▶ Stated task: Can the data below be set down again exactly, line for line?

━━ Source material ━━

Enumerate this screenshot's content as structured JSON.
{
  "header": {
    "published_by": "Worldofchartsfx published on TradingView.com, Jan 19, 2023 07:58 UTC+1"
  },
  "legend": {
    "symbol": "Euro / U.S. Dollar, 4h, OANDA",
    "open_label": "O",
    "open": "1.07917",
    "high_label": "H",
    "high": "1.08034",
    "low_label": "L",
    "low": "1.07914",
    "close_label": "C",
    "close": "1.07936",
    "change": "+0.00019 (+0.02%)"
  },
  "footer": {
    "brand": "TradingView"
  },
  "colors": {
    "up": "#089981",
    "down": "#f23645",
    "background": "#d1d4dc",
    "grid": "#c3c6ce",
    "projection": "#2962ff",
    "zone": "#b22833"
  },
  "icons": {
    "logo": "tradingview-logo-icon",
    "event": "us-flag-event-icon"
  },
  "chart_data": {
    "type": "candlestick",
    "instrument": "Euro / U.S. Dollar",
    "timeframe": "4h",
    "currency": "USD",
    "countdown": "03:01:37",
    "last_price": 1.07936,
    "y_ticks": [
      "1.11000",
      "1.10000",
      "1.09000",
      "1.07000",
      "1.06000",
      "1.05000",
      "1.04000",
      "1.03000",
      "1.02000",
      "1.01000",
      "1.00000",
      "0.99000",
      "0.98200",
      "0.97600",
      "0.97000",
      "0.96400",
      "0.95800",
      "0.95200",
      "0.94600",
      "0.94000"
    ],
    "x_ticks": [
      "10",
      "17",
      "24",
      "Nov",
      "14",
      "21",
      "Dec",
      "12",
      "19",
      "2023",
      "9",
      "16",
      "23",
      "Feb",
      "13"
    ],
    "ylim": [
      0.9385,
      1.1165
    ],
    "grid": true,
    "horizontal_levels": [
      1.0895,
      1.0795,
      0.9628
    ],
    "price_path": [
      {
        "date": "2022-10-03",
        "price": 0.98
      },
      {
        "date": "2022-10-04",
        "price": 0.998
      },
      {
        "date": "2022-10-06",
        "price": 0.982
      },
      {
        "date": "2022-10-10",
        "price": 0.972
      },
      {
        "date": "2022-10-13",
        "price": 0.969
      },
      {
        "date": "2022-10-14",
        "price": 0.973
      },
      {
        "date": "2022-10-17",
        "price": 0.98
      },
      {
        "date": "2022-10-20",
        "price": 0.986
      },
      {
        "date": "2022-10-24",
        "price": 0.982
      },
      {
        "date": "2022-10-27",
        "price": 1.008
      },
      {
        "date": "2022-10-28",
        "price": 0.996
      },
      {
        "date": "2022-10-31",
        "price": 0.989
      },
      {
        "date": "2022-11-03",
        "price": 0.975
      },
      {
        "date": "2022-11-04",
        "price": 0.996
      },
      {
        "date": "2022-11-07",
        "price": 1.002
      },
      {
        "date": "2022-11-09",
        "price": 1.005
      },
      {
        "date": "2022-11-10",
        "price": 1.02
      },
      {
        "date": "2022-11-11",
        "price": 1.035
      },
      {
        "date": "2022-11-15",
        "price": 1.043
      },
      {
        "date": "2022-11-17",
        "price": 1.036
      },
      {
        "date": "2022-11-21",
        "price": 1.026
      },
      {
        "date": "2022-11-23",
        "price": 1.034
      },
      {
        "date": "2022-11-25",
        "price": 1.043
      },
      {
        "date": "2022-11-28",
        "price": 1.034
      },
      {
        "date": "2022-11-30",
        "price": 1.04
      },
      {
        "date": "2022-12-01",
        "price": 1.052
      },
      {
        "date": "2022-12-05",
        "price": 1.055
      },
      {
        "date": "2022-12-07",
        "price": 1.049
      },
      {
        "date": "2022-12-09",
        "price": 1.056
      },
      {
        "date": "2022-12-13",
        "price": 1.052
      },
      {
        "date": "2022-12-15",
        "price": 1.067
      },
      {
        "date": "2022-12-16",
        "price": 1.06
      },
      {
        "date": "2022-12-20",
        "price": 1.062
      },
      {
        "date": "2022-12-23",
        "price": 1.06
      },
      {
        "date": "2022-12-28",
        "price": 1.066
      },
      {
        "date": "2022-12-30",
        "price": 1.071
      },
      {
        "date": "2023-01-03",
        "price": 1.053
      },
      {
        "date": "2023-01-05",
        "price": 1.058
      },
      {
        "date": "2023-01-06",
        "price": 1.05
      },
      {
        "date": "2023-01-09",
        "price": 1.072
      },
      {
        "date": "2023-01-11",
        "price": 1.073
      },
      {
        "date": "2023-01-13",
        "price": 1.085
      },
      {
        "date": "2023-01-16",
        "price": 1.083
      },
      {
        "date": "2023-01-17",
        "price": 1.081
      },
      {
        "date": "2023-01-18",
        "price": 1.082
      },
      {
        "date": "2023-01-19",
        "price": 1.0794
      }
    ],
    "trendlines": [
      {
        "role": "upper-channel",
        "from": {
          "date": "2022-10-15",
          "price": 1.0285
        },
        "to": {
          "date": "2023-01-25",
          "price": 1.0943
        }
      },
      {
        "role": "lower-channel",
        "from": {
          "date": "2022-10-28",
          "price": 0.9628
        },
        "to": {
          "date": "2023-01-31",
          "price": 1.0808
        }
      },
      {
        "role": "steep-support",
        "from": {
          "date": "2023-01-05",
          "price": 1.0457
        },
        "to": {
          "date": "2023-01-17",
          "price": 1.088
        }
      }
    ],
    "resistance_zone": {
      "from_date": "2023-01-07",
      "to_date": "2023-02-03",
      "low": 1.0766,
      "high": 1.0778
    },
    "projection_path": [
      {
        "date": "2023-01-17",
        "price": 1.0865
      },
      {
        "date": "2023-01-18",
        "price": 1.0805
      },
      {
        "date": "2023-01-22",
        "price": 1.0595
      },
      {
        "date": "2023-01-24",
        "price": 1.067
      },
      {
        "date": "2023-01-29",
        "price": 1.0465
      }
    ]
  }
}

━━━

▶ In response:
Enumerate this screenshot's content as structured JSON.
{
  "header": {
    "published_by": "Worldofchartsfx published on TradingView.com, Jan 19, 2023 07:58 UTC+1"
  },
  "legend": {
    "symbol": "Euro / U.S. Dollar, 4h, OANDA",
    "open_label": "O",
    "open": "1.07917",
    "high_label": "H",
    "high": "1.08034",
    "low_label": "L",
    "low": "1.07914",
    "close_label": "C",
    "close": "1.07936",
    "change": "+0.00019 (+0.02%)"
  },
  "footer": {
    "brand": "TradingView"
  },
  "colors": {
    "up": "#089981",
    "down": "#f23645",
    "background": "#d1d4dc",
    "grid": "#c3c6ce",
    "projection": "#2962ff",
    "zone": "#b22833"
  },
  "icons": {
    "logo": "tradingview-logo-icon",
    "event": "us-flag-event-icon"
  },
  "chart_data": {
    "type": "candlestick",
    "instrument": "Euro / U.S. Dollar",
    "timeframe": "4h",
    "currency": "USD",
    "countdown": "03:01:37",
    "last_price": 1.07936,
    "y_ticks": [
      "1.11000",
      "1.10000",
      "1.09000",
      "1.07000",
      "1.06000",
      "1.05000",
      "1.04000",
      "1.03000",
      "1.02000",
      "1.01000",
      "1.00000",
      "0.99000",
      "0.98200",
      "0.97600",
      "0.97000",
      "0.96400",
      "0.95800",
      "0.95200",
      "0.94600",
      "0.94000"
    ],
    "x_ticks": [
      "10",
      "17",
      "24",
      "Nov",
      "14",
      "21",
      "Dec",
      "12",
      "19",
      "2023",
      "9",
      "16",
      "23",
      "Feb",
      "13"
    ],
    "ylim": [
      0.9385,
      1.1165
    ],
    "grid": true,
    "horizontal_levels": [
      1.0895,
      1.0795,
      0.9628
    ],
    "price_path": [
      {
        "date": "2022-10-03",
        "price": 0.98
      },
      {
        "date": "2022-10-04",
        "price": 0.998
      },
      {
        "date": "2022-10-06",
        "price": 0.982
      },
      {
        "date": "2022-10-10",
        "price": 0.972
      },
      {
        "date": "2022-10-13",
        "price": 0.969
      },
      {
        "date": "2022-10-14",
        "price": 0.973
      },
      {
        "date": "2022-10-17",
        "price": 0.98
      },
      {
        "date": "2022-10-20",
        "price": 0.986
      },
      {
        "date": "2022-10-24",
        "price": 0.982
      },
      {
        "date": "2022-10-27",
        "price": 1.008
      },
      {
        "date": "2022-10-28",
        "price": 0.996
      },
      {
        "date": "2022-10-31",
        "price": 0.989
      },
      {
        "date": "2022-11-03",
        "price": 0.975
      },
      {
        "date": "2022-11-04",
        "price": 0.996
      },
      {
        "date": "2022-11-07",
        "price": 1.002
      },
      {
        "date": "2022-11-09",
        "price": 1.005
      },
      {
        "date": "2022-11-10",
        "price": 1.02
      },
      {
        "date": "2022-11-11",
        "price": 1.035
      },
      {
        "date": "2022-11-15",
        "price": 1.043
      },
      {
        "date": "2022-11-17",
        "price": 1.036
      },
      {
        "date": "2022-11-21",
        "price": 1.026
      },
      {
        "date": "2022-11-23",
        "price": 1.034
      },
      {
        "date": "2022-11-25",
        "price": 1.043
      },
      {
        "date": "2022-11-28",
        "price": 1.034
      },
      {
        "date": "2022-11-30",
        "price": 1.04
      },
      {
        "date": "2022-12-01",
        "price": 1.052
      },
      {
        "date": "2022-12-05",
        "price": 1.055
      },
      {
        "date": "2022-12-07",
        "price": 1.049
      },
      {
        "date": "2022-12-09",
        "price": 1.056
      },
      {
        "date": "2022-12-13",
        "price": 1.052
      },
      {
        "date": "2022-12-15",
        "price": 1.067
      },
      {
        "date": "2022-12-16",
        "price": 1.06
      },
      {
        "date": "2022-12-20",
        "price": 1.062
      },
      {
        "date": "2022-12-23",
        "price": 1.06
      },
      {
        "date": "2022-12-28",
        "price": 1.066
      },
      {
        "date": "2022-12-30",
        "price": 1.071
      },
      {
        "date": "2023-01-03",
        "price": 1.053
      },
      {
        "date": "2023-01-05",
        "price": 1.058
      },
      {
        "date": "2023-01-06",
        "price": 1.05
      },
      {
        "date": "2023-01-09",
        "price": 1.072
      },
      {
        "date": "2023-01-11",
        "price": 1.073
      },
      {
        "date": "2023-01-13",
        "price": 1.085
      },
      {
        "date": "2023-01-16",
        "price": 1.083
      },
      {
        "date": "2023-01-17",
        "price": 1.081
      },
      {
        "date": "2023-01-18",
        "price": 1.082
      },
      {
        "date": "2023-01-19",
        "price": 1.0794
      }
    ],
    "trendlines": [
      {
        "role": "upper-channel",
        "from": {
          "date": "2022-10-15",
          "price": 1.0285
        },
        "to": {
          "date": "2023-01-25",
          "price": 1.0943
        }
      },
      {
        "role": "lower-channel",
        "from": {
          "date": "2022-10-28",
          "price": 0.9628
        },
        "to": {
          "date": "2023-01-31",
          "price": 1.0808
        }
      },
      {
        "role": "steep-support",
        "from": {
          "date": "2023-01-05",
          "price": 1.0457
        },
        "to": {
          "date": "2023-01-17",
          "price": 1.088
        }
      }
    ],
    "resistance_zone": {
      "from_date": "2023-01-07",
      "to_date": "2023-02-03",
      "low": 1.0766,
      "high": 1.0778
    },
    "projection_path": [
      {
        "date": "2023-01-17",
        "price": 1.0865
      },
      {
        "date": "2023-01-18",
        "price": 1.0805
      },
      {
        "date": "2023-01-22",
        "price": 1.0595
      },
      {
        "date": "2023-01-24",
        "price": 1.067
      },
      {
        "date": "2023-01-29",
        "price": 1.0465
      }
    ]
  }
}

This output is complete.